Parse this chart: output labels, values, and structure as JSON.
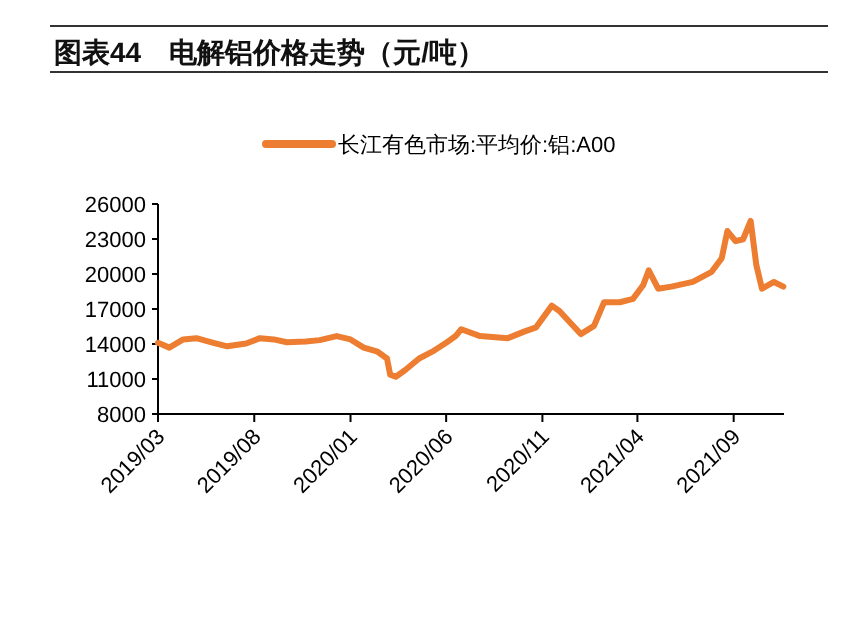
{
  "chart_data": {
    "type": "line",
    "title": "图表44　电解铝价格走势（元/吨）",
    "x": [
      "2019-03-01",
      "2019-03-19",
      "2019-04-10",
      "2019-05-01",
      "2019-05-28",
      "2019-06-19",
      "2019-07-19",
      "2019-08-10",
      "2019-09-01",
      "2019-09-22",
      "2019-10-22",
      "2019-11-13",
      "2019-12-10",
      "2020-01-01",
      "2020-01-22",
      "2020-02-13",
      "2020-02-28",
      "2020-03-04",
      "2020-03-13",
      "2020-03-28",
      "2020-04-19",
      "2020-05-10",
      "2020-06-01",
      "2020-06-16",
      "2020-06-25",
      "2020-07-25",
      "2020-09-07",
      "2020-10-04",
      "2020-10-22",
      "2020-11-16",
      "2020-11-28",
      "2021-01-01",
      "2021-01-22",
      "2021-02-07",
      "2021-03-04",
      "2021-03-25",
      "2021-04-10",
      "2021-04-19",
      "2021-05-04",
      "2021-05-25",
      "2021-06-28",
      "2021-07-28",
      "2021-08-13",
      "2021-08-22",
      "2021-09-04",
      "2021-09-16",
      "2021-09-28",
      "2021-10-07",
      "2021-10-16",
      "2021-11-04",
      "2021-11-19"
    ],
    "series": [
      {
        "name": "长江有色市场:平均价:铝:A00",
        "color": "#ed7d31",
        "values": [
          14100,
          13690,
          14390,
          14500,
          14100,
          13800,
          14040,
          14500,
          14390,
          14150,
          14210,
          14330,
          14680,
          14390,
          13690,
          13340,
          12760,
          11370,
          11190,
          11770,
          12760,
          13340,
          14100,
          14680,
          15260,
          14680,
          14500,
          15080,
          15430,
          17290,
          16830,
          14850,
          15550,
          17580,
          17580,
          17870,
          19030,
          20310,
          18740,
          18920,
          19320,
          20190,
          21350,
          23680,
          22810,
          22980,
          24550,
          20770,
          18740,
          19320,
          18920
        ]
      }
    ],
    "xlim": [
      "2019-03-01",
      "2021-11-20"
    ],
    "xticks": [
      {
        "value": "2019-03",
        "label": "2019/03"
      },
      {
        "value": "2019-08",
        "label": "2019/08"
      },
      {
        "value": "2020-01",
        "label": "2020/01"
      },
      {
        "value": "2020-06",
        "label": "2020/06"
      },
      {
        "value": "2020-11",
        "label": "2020/11"
      },
      {
        "value": "2021-04",
        "label": "2021/04"
      },
      {
        "value": "2021-09",
        "label": "2021/09"
      }
    ],
    "ylim": [
      8000,
      26000
    ],
    "yticks": [
      8000,
      11000,
      14000,
      17000,
      20000,
      23000,
      26000
    ],
    "grid": false,
    "legend": "top",
    "marker": "none",
    "line_style": "solid"
  }
}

== == ==

Pick each line holding the word "values" out of the data and copy it.

The result:
Parse this chart: output labels, values, and structure as JSON.
        "values": [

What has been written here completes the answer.